WHAT NEEDS TO BE DONE: Return all the data verbatim but without images.

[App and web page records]
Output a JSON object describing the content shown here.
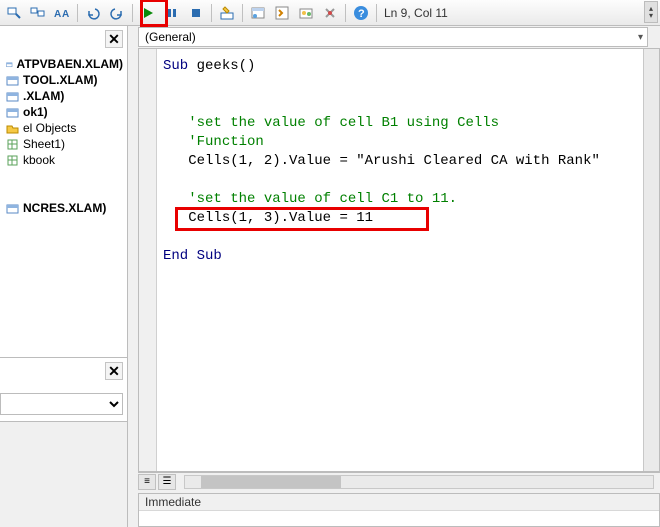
{
  "toolbar": {
    "status_position": "Ln 9, Col 11"
  },
  "project_tree": {
    "items": [
      {
        "label": "ATPVBAEN.XLAM)",
        "bold": true,
        "icon": "vbp"
      },
      {
        "label": "TOOL.XLAM)",
        "bold": true,
        "icon": "vbp"
      },
      {
        "label": ".XLAM)",
        "bold": true,
        "icon": "vbp"
      },
      {
        "label": "ok1)",
        "bold": true,
        "icon": "vbp"
      },
      {
        "label": "el Objects",
        "bold": false,
        "icon": "folder"
      },
      {
        "label": "Sheet1)",
        "bold": false,
        "icon": "sheet"
      },
      {
        "label": "kbook",
        "bold": false,
        "icon": "sheet"
      },
      {
        "label": "",
        "bold": false,
        "icon": "none"
      },
      {
        "label": "",
        "bold": false,
        "icon": "none"
      },
      {
        "label": "NCRES.XLAM)",
        "bold": true,
        "icon": "vbp"
      }
    ]
  },
  "object_dropdown": {
    "selected": "(General)"
  },
  "code": {
    "sub_kw": "Sub",
    "sub_name": " geeks()",
    "comment1": "'set the value of cell B1 using Cells",
    "comment2": "'Function",
    "line1a": "Cells(1, 2).Value = ",
    "line1b": "\"Arushi Cleared CA with Rank\"",
    "comment3": "'set the value of cell C1 to 11.",
    "line2": "Cells(1, 3).Value = 11",
    "end_kw": "End Sub"
  },
  "immediate": {
    "title": "Immediate"
  }
}
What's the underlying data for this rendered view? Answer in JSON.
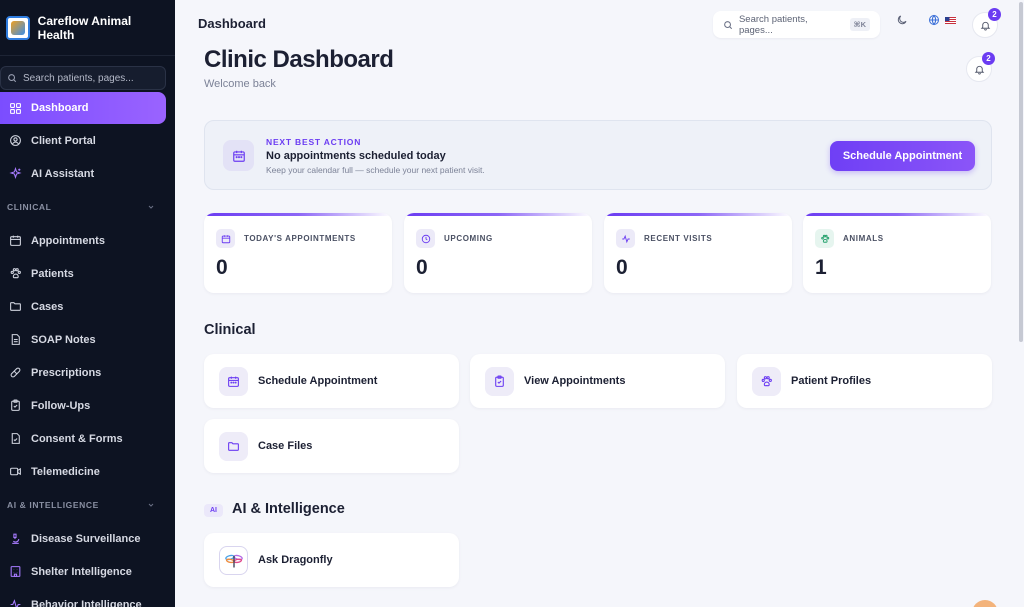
{
  "brand": {
    "name": "Careflow Animal Health"
  },
  "sidebar": {
    "search_placeholder": "Search patients, pages...",
    "items": [
      {
        "label": "Dashboard",
        "icon": "grid-icon",
        "active": true
      },
      {
        "label": "Client Portal",
        "icon": "user-circle-icon"
      },
      {
        "label": "AI Assistant",
        "icon": "sparkles-icon"
      }
    ],
    "clinical_section": "CLINICAL",
    "clinical_items": [
      {
        "label": "Appointments",
        "icon": "calendar-icon"
      },
      {
        "label": "Patients",
        "icon": "paw-icon"
      },
      {
        "label": "Cases",
        "icon": "folder-icon"
      },
      {
        "label": "SOAP Notes",
        "icon": "document-icon"
      },
      {
        "label": "Prescriptions",
        "icon": "pill-icon"
      },
      {
        "label": "Follow-Ups",
        "icon": "clipboard-check-icon"
      },
      {
        "label": "Consent & Forms",
        "icon": "file-check-icon"
      },
      {
        "label": "Telemedicine",
        "icon": "video-icon"
      }
    ],
    "ai_section": "AI & INTELLIGENCE",
    "ai_items": [
      {
        "label": "Disease Surveillance",
        "icon": "microscope-icon"
      },
      {
        "label": "Shelter Intelligence",
        "icon": "building-icon"
      },
      {
        "label": "Behavior Intelligence",
        "icon": "activity-icon"
      }
    ]
  },
  "topbar": {
    "title": "Dashboard",
    "search_placeholder": "Search patients, pages...",
    "shortcut": "⌘K",
    "notification_count": "2"
  },
  "page": {
    "title": "Clinic Dashboard",
    "subtitle": "Welcome back",
    "notification_count": "2"
  },
  "next_best_action": {
    "eyebrow": "NEXT BEST ACTION",
    "title": "No appointments scheduled today",
    "description": "Keep your calendar full — schedule your next patient visit.",
    "button": "Schedule Appointment"
  },
  "stats": [
    {
      "label": "TODAY'S APPOINTMENTS",
      "value": "0",
      "icon": "calendar-icon"
    },
    {
      "label": "UPCOMING",
      "value": "0",
      "icon": "clock-icon"
    },
    {
      "label": "RECENT VISITS",
      "value": "0",
      "icon": "activity-icon"
    },
    {
      "label": "ANIMALS",
      "value": "1",
      "icon": "paw-icon"
    }
  ],
  "clinical": {
    "title": "Clinical",
    "actions": [
      {
        "label": "Schedule Appointment",
        "icon": "calendar-icon"
      },
      {
        "label": "View Appointments",
        "icon": "clipboard-check-icon"
      },
      {
        "label": "Patient Profiles",
        "icon": "paw-icon"
      },
      {
        "label": "Case Files",
        "icon": "folder-icon"
      }
    ]
  },
  "ai": {
    "chip": "AI",
    "title": "AI & Intelligence",
    "actions": [
      {
        "label": "Ask Dragonfly",
        "icon": "dragonfly-icon"
      }
    ]
  },
  "colors": {
    "accent": "#6b3cf2",
    "sidebar_bg": "#0d1322",
    "page_bg": "#f5f6fb"
  }
}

WRITTEN RESPONSE:
Output a JSON object describing the content shown here.
{
  "toolbar": {
    "status_position": "Ln 9, Col 11"
  },
  "project_tree": {
    "items": [
      {
        "label": "ATPVBAEN.XLAM)",
        "bold": true,
        "icon": "vbp"
      },
      {
        "label": "TOOL.XLAM)",
        "bold": true,
        "icon": "vbp"
      },
      {
        "label": ".XLAM)",
        "bold": true,
        "icon": "vbp"
      },
      {
        "label": "ok1)",
        "bold": true,
        "icon": "vbp"
      },
      {
        "label": "el Objects",
        "bold": false,
        "icon": "folder"
      },
      {
        "label": "Sheet1)",
        "bold": false,
        "icon": "sheet"
      },
      {
        "label": "kbook",
        "bold": false,
        "icon": "sheet"
      },
      {
        "label": "",
        "bold": false,
        "icon": "none"
      },
      {
        "label": "",
        "bold": false,
        "icon": "none"
      },
      {
        "label": "NCRES.XLAM)",
        "bold": true,
        "icon": "vbp"
      }
    ]
  },
  "object_dropdown": {
    "selected": "(General)"
  },
  "code": {
    "sub_kw": "Sub",
    "sub_name": " geeks()",
    "comment1": "'set the value of cell B1 using Cells",
    "comment2": "'Function",
    "line1a": "Cells(1, 2).Value = ",
    "line1b": "\"Arushi Cleared CA with Rank\"",
    "comment3": "'set the value of cell C1 to 11.",
    "line2": "Cells(1, 3).Value = 11",
    "end_kw": "End Sub"
  },
  "immediate": {
    "title": "Immediate"
  }
}
What's the underlying data for this rendered view? Answer in JSON.
{
  "brand": {
    "name": "Careflow Animal Health"
  },
  "sidebar": {
    "search_placeholder": "Search patients, pages...",
    "items": [
      {
        "label": "Dashboard",
        "icon": "grid-icon",
        "active": true
      },
      {
        "label": "Client Portal",
        "icon": "user-circle-icon"
      },
      {
        "label": "AI Assistant",
        "icon": "sparkles-icon"
      }
    ],
    "clinical_section": "CLINICAL",
    "clinical_items": [
      {
        "label": "Appointments",
        "icon": "calendar-icon"
      },
      {
        "label": "Patients",
        "icon": "paw-icon"
      },
      {
        "label": "Cases",
        "icon": "folder-icon"
      },
      {
        "label": "SOAP Notes",
        "icon": "document-icon"
      },
      {
        "label": "Prescriptions",
        "icon": "pill-icon"
      },
      {
        "label": "Follow-Ups",
        "icon": "clipboard-check-icon"
      },
      {
        "label": "Consent & Forms",
        "icon": "file-check-icon"
      },
      {
        "label": "Telemedicine",
        "icon": "video-icon"
      }
    ],
    "ai_section": "AI & INTELLIGENCE",
    "ai_items": [
      {
        "label": "Disease Surveillance",
        "icon": "microscope-icon"
      },
      {
        "label": "Shelter Intelligence",
        "icon": "building-icon"
      },
      {
        "label": "Behavior Intelligence",
        "icon": "activity-icon"
      }
    ]
  },
  "topbar": {
    "title": "Dashboard",
    "search_placeholder": "Search patients, pages...",
    "shortcut": "⌘K",
    "notification_count": "2"
  },
  "page": {
    "title": "Clinic Dashboard",
    "subtitle": "Welcome back",
    "notification_count": "2"
  },
  "next_best_action": {
    "eyebrow": "NEXT BEST ACTION",
    "title": "No appointments scheduled today",
    "description": "Keep your calendar full — schedule your next patient visit.",
    "button": "Schedule Appointment"
  },
  "stats": [
    {
      "label": "TODAY'S APPOINTMENTS",
      "value": "0",
      "icon": "calendar-icon"
    },
    {
      "label": "UPCOMING",
      "value": "0",
      "icon": "clock-icon"
    },
    {
      "label": "RECENT VISITS",
      "value": "0",
      "icon": "activity-icon"
    },
    {
      "label": "ANIMALS",
      "value": "1",
      "icon": "paw-icon"
    }
  ],
  "clinical": {
    "title": "Clinical",
    "actions": [
      {
        "label": "Schedule Appointment",
        "icon": "calendar-icon"
      },
      {
        "label": "View Appointments",
        "icon": "clipboard-check-icon"
      },
      {
        "label": "Patient Profiles",
        "icon": "paw-icon"
      },
      {
        "label": "Case Files",
        "icon": "folder-icon"
      }
    ]
  },
  "ai": {
    "chip": "AI",
    "title": "AI & Intelligence",
    "actions": [
      {
        "label": "Ask Dragonfly",
        "icon": "dragonfly-icon"
      }
    ]
  },
  "colors": {
    "accent": "#6b3cf2",
    "sidebar_bg": "#0d1322",
    "page_bg": "#f5f6fb"
  }
}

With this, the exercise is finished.